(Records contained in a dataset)

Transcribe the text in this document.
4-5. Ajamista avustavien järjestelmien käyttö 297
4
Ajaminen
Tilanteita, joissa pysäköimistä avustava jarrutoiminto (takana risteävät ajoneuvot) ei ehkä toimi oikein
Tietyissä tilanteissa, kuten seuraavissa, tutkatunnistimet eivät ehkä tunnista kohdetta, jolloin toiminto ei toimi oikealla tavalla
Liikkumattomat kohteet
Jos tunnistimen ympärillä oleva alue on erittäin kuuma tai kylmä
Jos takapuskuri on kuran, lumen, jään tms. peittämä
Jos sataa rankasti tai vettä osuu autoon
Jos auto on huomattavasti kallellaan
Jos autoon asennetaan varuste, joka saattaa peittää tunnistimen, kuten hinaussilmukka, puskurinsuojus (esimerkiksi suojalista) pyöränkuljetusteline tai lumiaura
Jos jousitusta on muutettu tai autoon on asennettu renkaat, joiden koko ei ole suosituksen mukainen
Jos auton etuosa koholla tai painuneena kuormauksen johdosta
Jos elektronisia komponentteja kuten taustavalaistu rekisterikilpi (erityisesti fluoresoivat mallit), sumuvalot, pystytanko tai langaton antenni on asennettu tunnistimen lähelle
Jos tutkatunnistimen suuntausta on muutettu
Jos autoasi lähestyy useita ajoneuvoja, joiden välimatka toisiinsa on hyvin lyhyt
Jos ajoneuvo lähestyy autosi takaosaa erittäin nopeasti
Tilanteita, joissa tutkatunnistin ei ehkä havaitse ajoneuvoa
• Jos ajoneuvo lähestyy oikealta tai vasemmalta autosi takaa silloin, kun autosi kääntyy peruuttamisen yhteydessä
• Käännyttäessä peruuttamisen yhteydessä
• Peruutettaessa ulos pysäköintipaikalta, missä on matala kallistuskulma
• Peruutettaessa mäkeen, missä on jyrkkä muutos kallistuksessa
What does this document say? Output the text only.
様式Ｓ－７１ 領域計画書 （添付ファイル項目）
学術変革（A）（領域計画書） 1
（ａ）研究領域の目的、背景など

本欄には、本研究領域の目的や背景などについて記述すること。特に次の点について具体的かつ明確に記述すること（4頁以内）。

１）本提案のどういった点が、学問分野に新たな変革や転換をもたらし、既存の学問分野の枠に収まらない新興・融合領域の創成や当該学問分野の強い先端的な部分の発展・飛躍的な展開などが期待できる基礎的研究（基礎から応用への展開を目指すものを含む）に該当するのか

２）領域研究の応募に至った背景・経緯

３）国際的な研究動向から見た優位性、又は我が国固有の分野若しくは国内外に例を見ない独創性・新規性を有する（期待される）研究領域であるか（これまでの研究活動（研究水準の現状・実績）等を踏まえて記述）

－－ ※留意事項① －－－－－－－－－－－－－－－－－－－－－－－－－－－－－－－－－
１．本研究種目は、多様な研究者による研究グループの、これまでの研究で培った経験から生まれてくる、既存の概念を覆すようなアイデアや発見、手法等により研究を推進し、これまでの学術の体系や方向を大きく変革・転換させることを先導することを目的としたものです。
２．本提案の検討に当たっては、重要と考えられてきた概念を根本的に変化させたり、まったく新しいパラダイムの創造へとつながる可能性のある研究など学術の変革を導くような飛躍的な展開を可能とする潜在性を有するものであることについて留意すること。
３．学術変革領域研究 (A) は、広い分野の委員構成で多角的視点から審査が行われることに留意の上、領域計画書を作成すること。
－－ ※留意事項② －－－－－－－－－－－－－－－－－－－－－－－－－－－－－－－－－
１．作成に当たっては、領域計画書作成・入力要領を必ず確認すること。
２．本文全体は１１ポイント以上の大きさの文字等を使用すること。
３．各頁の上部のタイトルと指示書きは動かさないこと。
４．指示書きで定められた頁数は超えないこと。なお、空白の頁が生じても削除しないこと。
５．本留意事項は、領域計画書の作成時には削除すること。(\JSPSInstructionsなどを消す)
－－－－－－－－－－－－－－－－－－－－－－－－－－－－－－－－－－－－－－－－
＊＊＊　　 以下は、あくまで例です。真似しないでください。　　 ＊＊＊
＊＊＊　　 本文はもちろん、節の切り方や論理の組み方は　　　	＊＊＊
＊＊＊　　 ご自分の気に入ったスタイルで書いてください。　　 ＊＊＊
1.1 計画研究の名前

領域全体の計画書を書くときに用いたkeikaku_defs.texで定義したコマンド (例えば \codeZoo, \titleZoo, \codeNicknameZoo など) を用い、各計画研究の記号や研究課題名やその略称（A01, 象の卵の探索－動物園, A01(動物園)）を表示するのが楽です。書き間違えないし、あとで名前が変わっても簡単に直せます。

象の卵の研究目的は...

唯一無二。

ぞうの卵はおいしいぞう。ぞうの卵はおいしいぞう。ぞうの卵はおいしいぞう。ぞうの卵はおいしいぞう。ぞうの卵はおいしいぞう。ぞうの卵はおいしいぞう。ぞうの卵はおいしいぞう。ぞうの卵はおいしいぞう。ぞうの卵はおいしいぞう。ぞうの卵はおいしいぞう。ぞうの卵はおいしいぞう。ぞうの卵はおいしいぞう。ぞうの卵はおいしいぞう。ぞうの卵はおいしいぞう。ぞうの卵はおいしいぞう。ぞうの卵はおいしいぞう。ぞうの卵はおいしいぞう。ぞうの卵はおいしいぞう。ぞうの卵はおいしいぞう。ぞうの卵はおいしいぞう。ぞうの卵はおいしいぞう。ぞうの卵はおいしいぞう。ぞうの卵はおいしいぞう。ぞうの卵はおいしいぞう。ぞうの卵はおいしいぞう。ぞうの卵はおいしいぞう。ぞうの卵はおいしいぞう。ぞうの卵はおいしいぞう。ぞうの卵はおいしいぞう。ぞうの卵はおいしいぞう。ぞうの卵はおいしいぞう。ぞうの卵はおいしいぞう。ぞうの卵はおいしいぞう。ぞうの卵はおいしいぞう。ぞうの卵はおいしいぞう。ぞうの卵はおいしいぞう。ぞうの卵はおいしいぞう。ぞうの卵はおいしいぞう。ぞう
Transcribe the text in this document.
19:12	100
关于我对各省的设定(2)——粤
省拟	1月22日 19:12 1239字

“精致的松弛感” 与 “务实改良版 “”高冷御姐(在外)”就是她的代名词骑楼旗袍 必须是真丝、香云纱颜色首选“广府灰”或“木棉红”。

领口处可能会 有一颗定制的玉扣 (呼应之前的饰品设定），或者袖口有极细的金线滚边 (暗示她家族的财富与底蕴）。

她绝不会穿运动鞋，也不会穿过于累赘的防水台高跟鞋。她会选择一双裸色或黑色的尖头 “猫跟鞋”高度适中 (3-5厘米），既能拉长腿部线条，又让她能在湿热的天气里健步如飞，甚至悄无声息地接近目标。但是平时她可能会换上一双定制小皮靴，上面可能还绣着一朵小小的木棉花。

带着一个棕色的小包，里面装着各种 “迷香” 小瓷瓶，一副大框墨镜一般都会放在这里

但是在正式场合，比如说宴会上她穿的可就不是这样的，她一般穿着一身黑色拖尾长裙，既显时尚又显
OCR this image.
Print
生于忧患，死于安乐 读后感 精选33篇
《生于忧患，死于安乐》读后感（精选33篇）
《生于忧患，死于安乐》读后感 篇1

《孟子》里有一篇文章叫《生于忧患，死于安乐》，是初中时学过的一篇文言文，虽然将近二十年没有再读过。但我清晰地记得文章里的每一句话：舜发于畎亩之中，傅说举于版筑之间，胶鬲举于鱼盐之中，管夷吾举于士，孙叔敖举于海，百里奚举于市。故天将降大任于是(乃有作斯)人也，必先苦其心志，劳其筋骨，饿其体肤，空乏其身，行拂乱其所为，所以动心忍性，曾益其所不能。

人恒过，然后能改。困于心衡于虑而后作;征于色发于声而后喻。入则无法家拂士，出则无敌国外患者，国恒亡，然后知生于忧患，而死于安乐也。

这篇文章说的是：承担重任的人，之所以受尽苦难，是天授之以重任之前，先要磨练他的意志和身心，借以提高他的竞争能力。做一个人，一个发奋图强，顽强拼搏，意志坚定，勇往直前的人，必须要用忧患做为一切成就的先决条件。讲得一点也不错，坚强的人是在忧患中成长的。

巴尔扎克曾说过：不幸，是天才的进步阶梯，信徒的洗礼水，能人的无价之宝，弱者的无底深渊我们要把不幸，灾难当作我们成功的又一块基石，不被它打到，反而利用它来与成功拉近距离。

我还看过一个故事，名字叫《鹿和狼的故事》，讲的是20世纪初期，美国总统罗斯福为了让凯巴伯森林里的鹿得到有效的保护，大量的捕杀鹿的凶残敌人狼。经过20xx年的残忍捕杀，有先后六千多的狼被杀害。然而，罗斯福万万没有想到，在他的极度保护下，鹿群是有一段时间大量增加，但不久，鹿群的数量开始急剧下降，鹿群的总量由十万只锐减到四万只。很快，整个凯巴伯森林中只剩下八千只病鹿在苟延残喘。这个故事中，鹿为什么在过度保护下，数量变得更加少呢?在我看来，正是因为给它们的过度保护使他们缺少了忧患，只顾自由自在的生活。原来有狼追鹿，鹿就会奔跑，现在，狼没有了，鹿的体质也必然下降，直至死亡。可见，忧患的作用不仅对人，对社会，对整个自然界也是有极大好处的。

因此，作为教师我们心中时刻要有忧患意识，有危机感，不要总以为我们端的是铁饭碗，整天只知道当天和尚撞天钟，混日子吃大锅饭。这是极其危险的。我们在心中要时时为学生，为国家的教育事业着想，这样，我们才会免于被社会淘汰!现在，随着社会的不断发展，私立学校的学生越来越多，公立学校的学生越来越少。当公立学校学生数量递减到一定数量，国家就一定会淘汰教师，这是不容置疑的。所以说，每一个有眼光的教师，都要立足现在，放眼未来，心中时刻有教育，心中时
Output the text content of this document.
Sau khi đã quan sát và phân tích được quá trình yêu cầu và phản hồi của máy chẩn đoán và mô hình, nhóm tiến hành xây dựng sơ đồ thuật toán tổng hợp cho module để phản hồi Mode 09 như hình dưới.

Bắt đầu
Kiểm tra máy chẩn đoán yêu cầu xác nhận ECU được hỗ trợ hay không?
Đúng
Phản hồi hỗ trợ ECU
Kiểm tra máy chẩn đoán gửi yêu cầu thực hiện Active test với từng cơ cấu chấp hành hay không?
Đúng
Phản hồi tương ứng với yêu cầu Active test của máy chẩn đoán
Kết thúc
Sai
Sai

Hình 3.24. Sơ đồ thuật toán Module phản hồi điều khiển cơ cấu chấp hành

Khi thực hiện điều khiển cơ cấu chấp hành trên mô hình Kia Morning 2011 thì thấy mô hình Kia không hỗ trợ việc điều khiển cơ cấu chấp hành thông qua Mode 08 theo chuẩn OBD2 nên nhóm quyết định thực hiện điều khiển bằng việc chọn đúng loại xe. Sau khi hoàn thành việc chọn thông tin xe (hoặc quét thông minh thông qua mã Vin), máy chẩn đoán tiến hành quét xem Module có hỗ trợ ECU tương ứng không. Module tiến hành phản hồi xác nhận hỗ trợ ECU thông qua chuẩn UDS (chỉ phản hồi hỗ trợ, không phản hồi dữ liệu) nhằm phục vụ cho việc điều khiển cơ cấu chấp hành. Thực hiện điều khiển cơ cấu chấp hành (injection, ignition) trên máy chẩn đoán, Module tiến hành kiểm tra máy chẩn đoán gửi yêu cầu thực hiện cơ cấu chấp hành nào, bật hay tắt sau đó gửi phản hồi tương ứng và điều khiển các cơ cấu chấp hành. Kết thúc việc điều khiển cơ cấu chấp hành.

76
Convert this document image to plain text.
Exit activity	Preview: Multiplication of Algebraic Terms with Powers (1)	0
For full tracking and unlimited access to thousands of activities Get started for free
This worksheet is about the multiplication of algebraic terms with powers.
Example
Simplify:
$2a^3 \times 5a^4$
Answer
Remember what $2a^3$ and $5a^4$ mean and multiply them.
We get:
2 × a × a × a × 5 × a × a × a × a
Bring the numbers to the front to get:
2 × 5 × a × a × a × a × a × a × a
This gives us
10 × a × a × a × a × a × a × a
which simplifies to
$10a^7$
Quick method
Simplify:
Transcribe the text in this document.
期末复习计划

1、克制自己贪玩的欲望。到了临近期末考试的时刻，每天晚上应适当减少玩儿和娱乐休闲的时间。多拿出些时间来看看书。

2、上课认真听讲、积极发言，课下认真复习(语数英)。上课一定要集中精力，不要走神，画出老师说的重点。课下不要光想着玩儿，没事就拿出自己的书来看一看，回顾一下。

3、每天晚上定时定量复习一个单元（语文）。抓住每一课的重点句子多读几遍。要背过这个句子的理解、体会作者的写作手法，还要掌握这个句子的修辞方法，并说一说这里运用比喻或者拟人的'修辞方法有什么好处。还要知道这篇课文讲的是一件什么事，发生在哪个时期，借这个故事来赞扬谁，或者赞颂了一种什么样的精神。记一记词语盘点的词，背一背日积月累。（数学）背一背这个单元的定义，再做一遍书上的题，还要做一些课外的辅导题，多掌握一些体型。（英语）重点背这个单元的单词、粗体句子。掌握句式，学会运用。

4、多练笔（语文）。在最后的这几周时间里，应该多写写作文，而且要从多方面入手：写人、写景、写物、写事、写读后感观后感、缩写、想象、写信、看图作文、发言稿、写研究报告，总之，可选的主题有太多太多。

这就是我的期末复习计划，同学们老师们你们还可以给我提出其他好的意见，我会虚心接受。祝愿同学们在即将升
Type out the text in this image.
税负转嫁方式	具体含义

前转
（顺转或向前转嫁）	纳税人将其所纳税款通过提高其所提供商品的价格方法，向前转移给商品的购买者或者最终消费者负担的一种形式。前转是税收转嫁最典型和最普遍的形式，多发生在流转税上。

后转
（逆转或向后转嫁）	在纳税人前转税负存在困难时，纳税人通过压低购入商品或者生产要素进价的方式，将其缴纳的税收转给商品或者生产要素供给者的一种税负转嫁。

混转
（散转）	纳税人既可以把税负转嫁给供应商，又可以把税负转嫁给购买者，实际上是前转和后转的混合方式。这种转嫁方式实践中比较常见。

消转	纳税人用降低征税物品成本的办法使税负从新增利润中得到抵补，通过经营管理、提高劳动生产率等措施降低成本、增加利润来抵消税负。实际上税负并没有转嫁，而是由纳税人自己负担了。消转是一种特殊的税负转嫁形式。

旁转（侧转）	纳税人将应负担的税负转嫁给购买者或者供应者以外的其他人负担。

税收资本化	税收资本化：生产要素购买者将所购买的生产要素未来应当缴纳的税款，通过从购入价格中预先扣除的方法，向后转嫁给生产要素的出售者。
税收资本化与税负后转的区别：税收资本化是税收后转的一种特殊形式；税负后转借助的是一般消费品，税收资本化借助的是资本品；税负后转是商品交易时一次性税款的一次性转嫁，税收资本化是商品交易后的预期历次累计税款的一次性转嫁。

— What you should do —
Exactly reproduce the lines from the one containing "Type out the text in this image." through the end of the records, and only those lines.

— Written reply —
Type out the text in this image.
税负转嫁方式	具体含义

前转
（顺转或向前转嫁）	纳税人将其所纳税款通过提高其所提供商品的价格方法，向前转移给商品的购买者或者最终消费者负担的一种形式。前转是税收转嫁最典型和最普遍的形式，多发生在流转税上。

后转
（逆转或向后转嫁）	在纳税人前转税负存在困难时，纳税人通过压低购入商品或者生产要素进价的方式，将其缴纳的税收转给商品或者生产要素供给者的一种税负转嫁。

混转
（散转）	纳税人既可以把税负转嫁给供应商，又可以把税负转嫁给购买者，实际上是前转和后转的混合方式。这种转嫁方式实践中比较常见。

消转	纳税人用降低征税物品成本的办法使税负从新增利润中得到抵补，通过经营管理、提高劳动生产率等措施降低成本、增加利润来抵消税负。实际上税负并没有转嫁，而是由纳税人自己负担了。消转是一种特殊的税负转嫁形式。

旁转（侧转）	纳税人将应负担的税负转嫁给购买者或者供应者以外的其他人负担。

税收资本化	税收资本化：生产要素购买者将所购买的生产要素未来应当缴纳的税款，通过从购入价格中预先扣除的方法，向后转嫁给生产要素的出售者。
税收资本化与税负后转的区别：税收资本化是税收后转的一种特殊形式；税负后转借助的是一般消费品，税收资本化借助的是资本品；税负后转是商品交易时一次性税款的一次性转嫁，税收资本化是商品交易后的预期历次累计税款的一次性转嫁。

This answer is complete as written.